# EXERCISE DESCRIPTION
Your task is to output the listing word for word, with pictures excluded.

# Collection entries
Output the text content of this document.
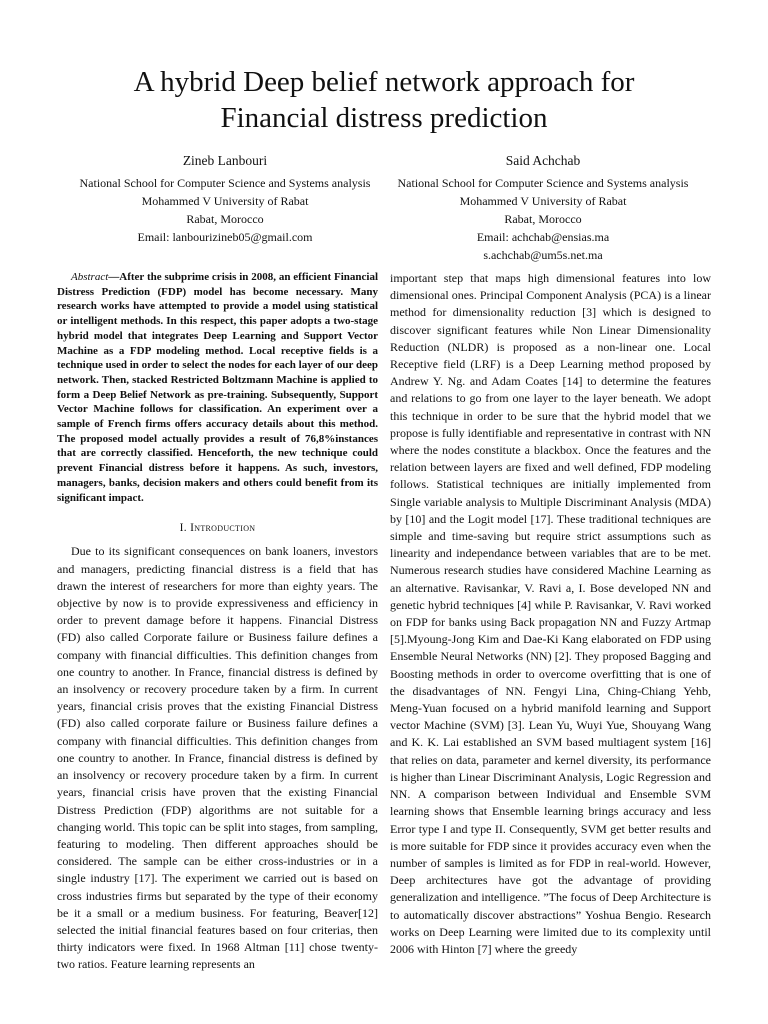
A hybrid Deep belief network approach for
Financial distress prediction
Zineb Lanbouri
National School for Computer Science and Systems analysis
Mohammed V University of Rabat
Rabat, Morocco
Email: lanbourizineb05@gmail.com
Said Achchab
National School for Computer Science and Systems analysis
Mohammed V University of Rabat
Rabat, Morocco
Email: achchab@ensias.ma
s.achchab@um5s.net.ma

Abstract—After the subprime crisis in 2008, an efficient Financial Distress Prediction (FDP) model has become necessary. Many research works have attempted to provide a model using statistical or intelligent methods. In this respect, this paper adopts a two-stage hybrid model that integrates Deep Learning and Support Vector Machine as a FDP modeling method. Local receptive fields is a technique used in order to select the nodes for each layer of our deep network. Then, stacked Restricted Boltzmann Machine is applied to form a Deep Belief Network as pre-training. Subsequently, Support Vector Machine follows for classification. An experiment over a sample of French firms offers accuracy details about this method. The proposed model actually provides a result of 76,8%instances that are correctly classified. Henceforth, the new technique could prevent Financial distress before it happens. As such, investors, managers, banks, decision makers and others could benefit from its significant impact.

I. Introduction

Due to its significant consequences on bank loaners, investors and managers, predicting financial distress is a field that has drawn the interest of researchers for more than eighty years. The objective by now is to provide expressiveness and efficiency in order to prevent damage before it happens. Financial Distress (FD) also called Corporate failure or Business failure defines a company with financial difficulties. This definition changes from one country to another. In France, financial distress is defined by an insolvency or recovery procedure taken by a firm. In current years, financial crisis proves that the existing Financial Distress (FD) also called corporate failure or Business failure defines a company with financial difficulties. This definition changes from one country to another. In France, financial distress is defined by an insolvency or recovery procedure taken by a firm. In current years, financial crisis have proven that the existing Financial Distress Prediction (FDP) algorithms are not suitable for a changing world. This topic can be split into stages, from sampling, featuring to modeling. Then different approaches should be considered. The sample can be either cross-industries or in a single industry [17]. The experiment we carried out is based on cross industries firms but separated by the type of their economy be it a small or a medium business. For featuring, Beaver[12] selected the initial financial features based on four criterias, then thirty indicators were fixed. In 1968 Altman [11] chose twenty-two ratios. Feature learning represents an

important step that maps high dimensional features into low dimensional ones. Principal Component Analysis (PCA) is a linear method for dimensionality reduction [3] which is designed to discover significant features while Non Linear Dimensionality Reduction (NLDR) is proposed as a non-linear one. Local Receptive field (LRF) is a Deep Learning method proposed by Andrew Y. Ng. and Adam Coates [14] to determine the features and relations to go from one layer to the layer beneath. We adopt this technique in order to be sure that the hybrid model that we propose is fully identifiable and representative in contrast with NN where the nodes constitute a blackbox. Once the features and the relation between layers are fixed and well defined, FDP modeling follows. Statistical techniques are initially implemented from Single variable analysis to Multiple Discriminant Analysis (MDA) by [10] and the Logit model [17]. These traditional techniques are simple and time-saving but require strict assumptions such as linearity and independance between variables that are to be met. Numerous research studies have considered Machine Learning as an alternative. Ravisankar, V. Ravi a, I. Bose developed NN and genetic hybrid techniques [4] while P. Ravisankar, V. Ravi worked on FDP for banks using Back propagation NN and Fuzzy Artmap [5].Myoung-Jong Kim and Dae-Ki Kang elaborated on FDP using Ensemble Neural Networks (NN) [2]. They proposed Bagging and Boosting methods in order to overcome overfitting that is one of the disadvantages of NN. Fengyi Lina, Ching-Chiang Yehb, Meng-Yuan focused on a hybrid manifold learning and Support vector Machine (SVM) [3]. Lean Yu, Wuyi Yue, Shouyang Wang and K. K. Lai established an SVM based multiagent system [16] that relies on data, parameter and kernel diversity, its performance is higher than Linear Discriminant Analysis, Logic Regression and NN. A comparison between Individual and Ensemble SVM learning shows that Ensemble learning brings accuracy and less Error type I and type II. Consequently, SVM get better results and is more suitable for FDP since it provides accuracy even when the number of samples is limited as for FDP in real-world. However, Deep architectures have got the advantage of providing generalization and intelligence. ”The focus of Deep Architecture is to automatically discover abstractions” Yoshua Bengio. Research works on Deep Learning were limited due to its complexity until 2006 with Hinton [7] where the greedy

# EXERCISE RESPONSE
Output the text content of this document.
A hybrid Deep belief network approach for
Financial distress prediction
Zineb Lanbouri
National School for Computer Science and Systems analysis
Mohammed V University of Rabat
Rabat, Morocco
Email: lanbourizineb05@gmail.com
Said Achchab
National School for Computer Science and Systems analysis
Mohammed V University of Rabat
Rabat, Morocco
Email: achchab@ensias.ma
s.achchab@um5s.net.ma

Abstract—After the subprime crisis in 2008, an efficient Financial Distress Prediction (FDP) model has become necessary. Many research works have attempted to provide a model using statistical or intelligent methods. In this respect, this paper adopts a two-stage hybrid model that integrates Deep Learning and Support Vector Machine as a FDP modeling method. Local receptive fields is a technique used in order to select the nodes for each layer of our deep network. Then, stacked Restricted Boltzmann Machine is applied to form a Deep Belief Network as pre-training. Subsequently, Support Vector Machine follows for classification. An experiment over a sample of French firms offers accuracy details about this method. The proposed model actually provides a result of 76,8%instances that are correctly classified. Henceforth, the new technique could prevent Financial distress before it happens. As such, investors, managers, banks, decision makers and others could benefit from its significant impact.

I. Introduction

Due to its significant consequences on bank loaners, investors and managers, predicting financial distress is a field that has drawn the interest of researchers for more than eighty years. The objective by now is to provide expressiveness and efficiency in order to prevent damage before it happens. Financial Distress (FD) also called Corporate failure or Business failure defines a company with financial difficulties. This definition changes from one country to another. In France, financial distress is defined by an insolvency or recovery procedure taken by a firm. In current years, financial crisis proves that the existing Financial Distress (FD) also called corporate failure or Business failure defines a company with financial difficulties. This definition changes from one country to another. In France, financial distress is defined by an insolvency or recovery procedure taken by a firm. In current years, financial crisis have proven that the existing Financial Distress Prediction (FDP) algorithms are not suitable for a changing world. This topic can be split into stages, from sampling, featuring to modeling. Then different approaches should be considered. The sample can be either cross-industries or in a single industry [17]. The experiment we carried out is based on cross industries firms but separated by the type of their economy be it a small or a medium business. For featuring, Beaver[12] selected the initial financial features based on four criterias, then thirty indicators were fixed. In 1968 Altman [11] chose twenty-two ratios. Feature learning represents an

important step that maps high dimensional features into low dimensional ones. Principal Component Analysis (PCA) is a linear method for dimensionality reduction [3] which is designed to discover significant features while Non Linear Dimensionality Reduction (NLDR) is proposed as a non-linear one. Local Receptive field (LRF) is a Deep Learning method proposed by Andrew Y. Ng. and Adam Coates [14] to determine the features and relations to go from one layer to the layer beneath. We adopt this technique in order to be sure that the hybrid model that we propose is fully identifiable and representative in contrast with NN where the nodes constitute a blackbox. Once the features and the relation between layers are fixed and well defined, FDP modeling follows. Statistical techniques are initially implemented from Single variable analysis to Multiple Discriminant Analysis (MDA) by [10] and the Logit model [17]. These traditional techniques are simple and time-saving but require strict assumptions such as linearity and independance between variables that are to be met. Numerous research studies have considered Machine Learning as an alternative. Ravisankar, V. Ravi a, I. Bose developed NN and genetic hybrid techniques [4] while P. Ravisankar, V. Ravi worked on FDP for banks using Back propagation NN and Fuzzy Artmap [5].Myoung-Jong Kim and Dae-Ki Kang elaborated on FDP using Ensemble Neural Networks (NN) [2]. They proposed Bagging and Boosting methods in order to overcome overfitting that is one of the disadvantages of NN. Fengyi Lina, Ching-Chiang Yehb, Meng-Yuan focused on a hybrid manifold learning and Support vector Machine (SVM) [3]. Lean Yu, Wuyi Yue, Shouyang Wang and K. K. Lai established an SVM based multiagent system [16] that relies on data, parameter and kernel diversity, its performance is higher than Linear Discriminant Analysis, Logic Regression and NN. A comparison between Individual and Ensemble SVM learning shows that Ensemble learning brings accuracy and less Error type I and type II. Consequently, SVM get better results and is more suitable for FDP since it provides accuracy even when the number of samples is limited as for FDP in real-world. However, Deep architectures have got the advantage of providing generalization and intelligence. ”The focus of Deep Architecture is to automatically discover abstractions” Yoshua Bengio. Research works on Deep Learning were limited due to its complexity until 2006 with Hinton [7] where the greedy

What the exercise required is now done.